**Objective**
Find and copy lines holding "rgba".
* start *
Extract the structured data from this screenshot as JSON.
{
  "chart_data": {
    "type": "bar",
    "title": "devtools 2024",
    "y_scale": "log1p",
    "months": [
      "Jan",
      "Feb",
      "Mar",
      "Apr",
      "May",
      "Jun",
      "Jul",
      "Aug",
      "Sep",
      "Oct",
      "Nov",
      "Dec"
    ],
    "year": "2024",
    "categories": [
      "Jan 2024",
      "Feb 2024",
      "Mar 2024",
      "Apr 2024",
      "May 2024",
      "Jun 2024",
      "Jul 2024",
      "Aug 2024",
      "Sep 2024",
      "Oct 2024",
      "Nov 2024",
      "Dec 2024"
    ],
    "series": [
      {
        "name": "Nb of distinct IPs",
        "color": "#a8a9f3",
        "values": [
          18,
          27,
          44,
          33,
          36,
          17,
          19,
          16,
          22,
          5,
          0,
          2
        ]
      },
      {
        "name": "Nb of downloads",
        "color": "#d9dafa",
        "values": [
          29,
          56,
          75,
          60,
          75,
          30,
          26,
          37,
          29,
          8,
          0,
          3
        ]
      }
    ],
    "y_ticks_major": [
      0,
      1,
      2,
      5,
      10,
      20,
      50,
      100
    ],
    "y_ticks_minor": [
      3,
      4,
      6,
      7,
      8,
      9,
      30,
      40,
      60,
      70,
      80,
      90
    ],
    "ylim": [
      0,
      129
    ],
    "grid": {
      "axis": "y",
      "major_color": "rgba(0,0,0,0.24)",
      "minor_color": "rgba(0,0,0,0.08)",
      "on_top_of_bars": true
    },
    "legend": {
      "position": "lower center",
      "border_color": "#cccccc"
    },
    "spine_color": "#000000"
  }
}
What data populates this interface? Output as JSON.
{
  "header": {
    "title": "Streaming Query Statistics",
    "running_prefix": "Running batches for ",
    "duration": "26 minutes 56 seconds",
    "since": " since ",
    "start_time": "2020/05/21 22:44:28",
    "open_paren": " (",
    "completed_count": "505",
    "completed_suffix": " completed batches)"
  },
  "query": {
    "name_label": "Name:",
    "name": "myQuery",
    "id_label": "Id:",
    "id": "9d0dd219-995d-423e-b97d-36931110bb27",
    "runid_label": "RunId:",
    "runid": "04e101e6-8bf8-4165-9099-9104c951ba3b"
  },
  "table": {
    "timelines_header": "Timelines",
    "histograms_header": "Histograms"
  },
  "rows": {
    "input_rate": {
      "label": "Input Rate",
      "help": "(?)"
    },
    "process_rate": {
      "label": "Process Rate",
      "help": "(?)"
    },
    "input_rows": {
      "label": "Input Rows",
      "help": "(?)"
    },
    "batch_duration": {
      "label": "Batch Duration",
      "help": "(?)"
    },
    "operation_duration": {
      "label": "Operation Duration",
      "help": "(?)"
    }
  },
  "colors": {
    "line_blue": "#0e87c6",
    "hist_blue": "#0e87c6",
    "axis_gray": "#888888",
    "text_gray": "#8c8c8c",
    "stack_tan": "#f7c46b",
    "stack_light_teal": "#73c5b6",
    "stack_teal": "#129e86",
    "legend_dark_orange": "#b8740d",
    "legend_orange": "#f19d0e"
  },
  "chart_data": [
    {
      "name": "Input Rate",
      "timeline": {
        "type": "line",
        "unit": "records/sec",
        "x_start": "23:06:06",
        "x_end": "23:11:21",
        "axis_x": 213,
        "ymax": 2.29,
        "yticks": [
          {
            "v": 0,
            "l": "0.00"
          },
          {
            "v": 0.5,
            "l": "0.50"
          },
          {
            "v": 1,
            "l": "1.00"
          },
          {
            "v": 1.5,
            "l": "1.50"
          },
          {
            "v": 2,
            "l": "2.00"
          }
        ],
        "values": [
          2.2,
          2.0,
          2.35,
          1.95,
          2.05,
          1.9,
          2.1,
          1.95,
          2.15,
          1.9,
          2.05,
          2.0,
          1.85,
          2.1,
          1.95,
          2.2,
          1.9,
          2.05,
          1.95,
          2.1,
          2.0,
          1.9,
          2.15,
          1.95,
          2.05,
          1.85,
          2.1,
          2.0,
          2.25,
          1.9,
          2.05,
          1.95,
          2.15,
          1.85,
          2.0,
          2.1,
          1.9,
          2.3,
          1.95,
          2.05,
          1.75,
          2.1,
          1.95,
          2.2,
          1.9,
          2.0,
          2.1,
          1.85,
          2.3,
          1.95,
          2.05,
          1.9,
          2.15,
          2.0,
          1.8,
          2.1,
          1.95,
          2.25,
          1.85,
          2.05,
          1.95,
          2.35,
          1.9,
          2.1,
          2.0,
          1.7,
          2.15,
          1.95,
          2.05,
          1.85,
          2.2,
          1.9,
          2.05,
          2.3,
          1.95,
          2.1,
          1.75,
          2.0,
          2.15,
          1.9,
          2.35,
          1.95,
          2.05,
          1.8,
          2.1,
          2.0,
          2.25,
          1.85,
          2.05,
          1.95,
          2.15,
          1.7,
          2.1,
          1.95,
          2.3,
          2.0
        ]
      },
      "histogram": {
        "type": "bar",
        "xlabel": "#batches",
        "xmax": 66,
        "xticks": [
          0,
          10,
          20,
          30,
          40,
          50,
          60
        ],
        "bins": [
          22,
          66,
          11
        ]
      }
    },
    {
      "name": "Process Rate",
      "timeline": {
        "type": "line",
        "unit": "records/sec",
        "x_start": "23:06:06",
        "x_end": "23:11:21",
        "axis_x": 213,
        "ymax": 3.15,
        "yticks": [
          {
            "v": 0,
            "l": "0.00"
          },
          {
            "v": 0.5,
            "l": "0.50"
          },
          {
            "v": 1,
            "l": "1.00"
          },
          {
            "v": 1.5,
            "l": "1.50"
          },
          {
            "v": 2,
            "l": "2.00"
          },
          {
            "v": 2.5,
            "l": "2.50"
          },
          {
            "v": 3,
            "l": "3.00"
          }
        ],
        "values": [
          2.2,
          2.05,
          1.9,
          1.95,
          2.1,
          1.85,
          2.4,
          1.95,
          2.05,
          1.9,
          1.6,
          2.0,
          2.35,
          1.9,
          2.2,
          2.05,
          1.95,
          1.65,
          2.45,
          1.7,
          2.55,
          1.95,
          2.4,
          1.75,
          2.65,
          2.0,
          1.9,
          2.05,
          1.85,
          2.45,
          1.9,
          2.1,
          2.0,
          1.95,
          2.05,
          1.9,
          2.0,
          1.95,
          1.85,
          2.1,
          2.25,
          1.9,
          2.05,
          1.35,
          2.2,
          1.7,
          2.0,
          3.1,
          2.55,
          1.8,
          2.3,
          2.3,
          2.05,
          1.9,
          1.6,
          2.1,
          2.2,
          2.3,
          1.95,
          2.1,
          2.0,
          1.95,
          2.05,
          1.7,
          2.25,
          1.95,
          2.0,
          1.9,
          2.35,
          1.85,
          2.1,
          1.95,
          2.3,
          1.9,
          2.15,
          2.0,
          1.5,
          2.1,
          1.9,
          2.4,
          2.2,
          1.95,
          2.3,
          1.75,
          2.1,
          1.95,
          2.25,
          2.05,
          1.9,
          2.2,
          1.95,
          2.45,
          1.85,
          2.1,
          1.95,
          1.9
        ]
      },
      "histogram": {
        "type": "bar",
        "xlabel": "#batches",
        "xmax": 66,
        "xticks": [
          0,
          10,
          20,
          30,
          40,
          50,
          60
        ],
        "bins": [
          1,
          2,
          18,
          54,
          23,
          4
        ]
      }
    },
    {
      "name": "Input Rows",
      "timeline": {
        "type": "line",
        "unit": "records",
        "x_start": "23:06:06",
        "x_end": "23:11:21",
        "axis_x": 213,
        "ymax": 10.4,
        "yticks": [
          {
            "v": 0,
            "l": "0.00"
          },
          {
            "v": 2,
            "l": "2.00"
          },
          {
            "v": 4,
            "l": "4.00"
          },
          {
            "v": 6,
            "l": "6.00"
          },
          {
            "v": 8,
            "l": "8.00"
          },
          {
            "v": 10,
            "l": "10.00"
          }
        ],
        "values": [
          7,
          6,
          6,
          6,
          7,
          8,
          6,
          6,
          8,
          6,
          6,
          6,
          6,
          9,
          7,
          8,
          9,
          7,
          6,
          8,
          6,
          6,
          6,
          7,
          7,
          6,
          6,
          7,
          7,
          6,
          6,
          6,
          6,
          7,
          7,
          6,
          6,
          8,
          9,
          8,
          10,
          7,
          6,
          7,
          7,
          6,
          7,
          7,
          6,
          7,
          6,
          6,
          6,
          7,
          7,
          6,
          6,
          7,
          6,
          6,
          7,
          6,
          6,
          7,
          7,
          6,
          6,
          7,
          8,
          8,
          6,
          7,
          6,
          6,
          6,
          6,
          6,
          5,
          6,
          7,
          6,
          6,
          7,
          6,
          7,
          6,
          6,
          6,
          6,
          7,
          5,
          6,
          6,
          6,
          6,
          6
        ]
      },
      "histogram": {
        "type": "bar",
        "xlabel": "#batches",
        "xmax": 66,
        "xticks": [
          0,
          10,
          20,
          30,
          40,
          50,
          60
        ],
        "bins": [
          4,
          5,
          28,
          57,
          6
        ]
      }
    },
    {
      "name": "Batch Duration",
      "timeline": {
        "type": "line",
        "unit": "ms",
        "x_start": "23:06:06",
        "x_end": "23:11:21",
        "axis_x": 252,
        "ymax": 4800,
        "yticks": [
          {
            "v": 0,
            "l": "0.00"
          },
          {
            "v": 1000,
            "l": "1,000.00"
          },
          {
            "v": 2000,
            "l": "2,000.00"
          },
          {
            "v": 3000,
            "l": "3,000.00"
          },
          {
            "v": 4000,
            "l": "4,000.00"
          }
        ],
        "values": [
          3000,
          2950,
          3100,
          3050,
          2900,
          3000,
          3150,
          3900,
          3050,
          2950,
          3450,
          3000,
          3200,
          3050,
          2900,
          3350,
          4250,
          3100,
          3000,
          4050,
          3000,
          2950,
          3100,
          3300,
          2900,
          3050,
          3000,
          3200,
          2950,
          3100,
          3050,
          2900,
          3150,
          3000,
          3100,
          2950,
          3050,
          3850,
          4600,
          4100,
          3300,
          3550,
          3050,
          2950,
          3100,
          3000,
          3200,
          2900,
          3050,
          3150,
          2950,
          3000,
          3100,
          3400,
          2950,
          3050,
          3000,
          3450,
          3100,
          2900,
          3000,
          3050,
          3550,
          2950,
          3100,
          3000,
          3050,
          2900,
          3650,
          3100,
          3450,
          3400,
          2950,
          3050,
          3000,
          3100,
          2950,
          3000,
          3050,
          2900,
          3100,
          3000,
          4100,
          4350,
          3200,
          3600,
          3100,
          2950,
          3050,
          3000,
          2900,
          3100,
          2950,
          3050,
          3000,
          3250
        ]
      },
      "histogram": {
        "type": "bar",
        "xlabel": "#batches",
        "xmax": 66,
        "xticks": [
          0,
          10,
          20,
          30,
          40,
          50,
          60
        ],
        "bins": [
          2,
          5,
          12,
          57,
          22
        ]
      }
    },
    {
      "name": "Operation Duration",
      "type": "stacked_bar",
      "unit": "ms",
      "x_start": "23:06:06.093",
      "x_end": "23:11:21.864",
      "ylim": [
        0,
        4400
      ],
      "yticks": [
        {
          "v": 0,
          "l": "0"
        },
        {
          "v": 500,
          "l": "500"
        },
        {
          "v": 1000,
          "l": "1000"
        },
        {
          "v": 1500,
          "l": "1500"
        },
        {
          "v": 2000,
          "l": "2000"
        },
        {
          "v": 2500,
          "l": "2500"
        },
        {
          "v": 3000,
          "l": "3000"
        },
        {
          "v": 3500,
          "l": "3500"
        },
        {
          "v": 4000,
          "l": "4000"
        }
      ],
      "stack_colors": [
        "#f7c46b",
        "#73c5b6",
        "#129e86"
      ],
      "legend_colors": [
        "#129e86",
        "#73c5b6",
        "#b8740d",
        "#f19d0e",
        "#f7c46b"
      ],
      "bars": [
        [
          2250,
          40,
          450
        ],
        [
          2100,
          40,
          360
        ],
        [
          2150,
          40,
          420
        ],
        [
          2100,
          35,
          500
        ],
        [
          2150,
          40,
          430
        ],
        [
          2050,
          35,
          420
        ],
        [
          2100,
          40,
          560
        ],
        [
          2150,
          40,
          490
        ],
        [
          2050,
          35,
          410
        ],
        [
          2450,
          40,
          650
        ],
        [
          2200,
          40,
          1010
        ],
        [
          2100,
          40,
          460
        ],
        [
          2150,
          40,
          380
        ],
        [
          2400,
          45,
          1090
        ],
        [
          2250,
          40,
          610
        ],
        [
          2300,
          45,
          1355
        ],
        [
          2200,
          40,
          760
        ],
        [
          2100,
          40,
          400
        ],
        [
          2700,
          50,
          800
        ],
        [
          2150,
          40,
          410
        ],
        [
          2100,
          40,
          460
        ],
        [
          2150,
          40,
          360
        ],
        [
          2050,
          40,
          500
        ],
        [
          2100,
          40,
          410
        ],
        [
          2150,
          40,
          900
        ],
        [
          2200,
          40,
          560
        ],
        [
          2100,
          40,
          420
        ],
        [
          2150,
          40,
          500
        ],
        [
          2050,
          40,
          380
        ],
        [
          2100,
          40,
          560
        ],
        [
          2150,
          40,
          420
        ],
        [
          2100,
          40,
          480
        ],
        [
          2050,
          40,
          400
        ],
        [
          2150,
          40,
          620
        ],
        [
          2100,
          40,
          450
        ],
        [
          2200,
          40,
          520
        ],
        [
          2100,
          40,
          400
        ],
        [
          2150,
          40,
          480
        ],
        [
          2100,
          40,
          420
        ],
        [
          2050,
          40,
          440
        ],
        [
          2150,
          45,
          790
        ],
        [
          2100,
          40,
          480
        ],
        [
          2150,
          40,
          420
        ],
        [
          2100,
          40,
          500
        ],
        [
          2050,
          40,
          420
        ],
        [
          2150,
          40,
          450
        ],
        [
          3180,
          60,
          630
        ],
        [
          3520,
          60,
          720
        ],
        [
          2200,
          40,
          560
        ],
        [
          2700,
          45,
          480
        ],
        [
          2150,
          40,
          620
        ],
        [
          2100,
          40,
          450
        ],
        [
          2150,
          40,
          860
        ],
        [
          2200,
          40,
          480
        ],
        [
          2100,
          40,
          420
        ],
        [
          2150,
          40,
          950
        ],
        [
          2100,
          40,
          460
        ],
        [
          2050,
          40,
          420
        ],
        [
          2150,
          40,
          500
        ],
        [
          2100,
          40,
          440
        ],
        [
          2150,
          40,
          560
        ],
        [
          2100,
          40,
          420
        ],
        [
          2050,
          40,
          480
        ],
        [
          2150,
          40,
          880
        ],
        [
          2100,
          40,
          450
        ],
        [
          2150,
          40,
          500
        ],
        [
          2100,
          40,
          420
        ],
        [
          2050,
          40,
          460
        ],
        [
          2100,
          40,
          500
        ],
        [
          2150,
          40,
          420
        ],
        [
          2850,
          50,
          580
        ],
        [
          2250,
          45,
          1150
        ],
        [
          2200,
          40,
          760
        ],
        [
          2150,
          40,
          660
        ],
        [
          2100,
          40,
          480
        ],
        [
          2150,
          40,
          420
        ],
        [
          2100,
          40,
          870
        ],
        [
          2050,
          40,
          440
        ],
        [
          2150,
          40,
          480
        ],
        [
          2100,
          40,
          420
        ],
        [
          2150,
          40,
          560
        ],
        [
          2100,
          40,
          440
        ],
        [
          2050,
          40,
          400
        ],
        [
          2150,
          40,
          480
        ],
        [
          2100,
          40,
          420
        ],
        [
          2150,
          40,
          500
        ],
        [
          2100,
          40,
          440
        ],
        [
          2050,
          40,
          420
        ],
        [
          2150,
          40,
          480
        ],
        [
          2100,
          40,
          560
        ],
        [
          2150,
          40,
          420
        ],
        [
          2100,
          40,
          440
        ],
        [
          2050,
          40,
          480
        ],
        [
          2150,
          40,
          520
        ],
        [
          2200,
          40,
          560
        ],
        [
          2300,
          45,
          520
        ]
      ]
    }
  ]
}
* end *
**Output for this task**
      "major_color": "rgba(0,0,0,0.24)",
      "minor_color": "rgba(0,0,0,0.08)",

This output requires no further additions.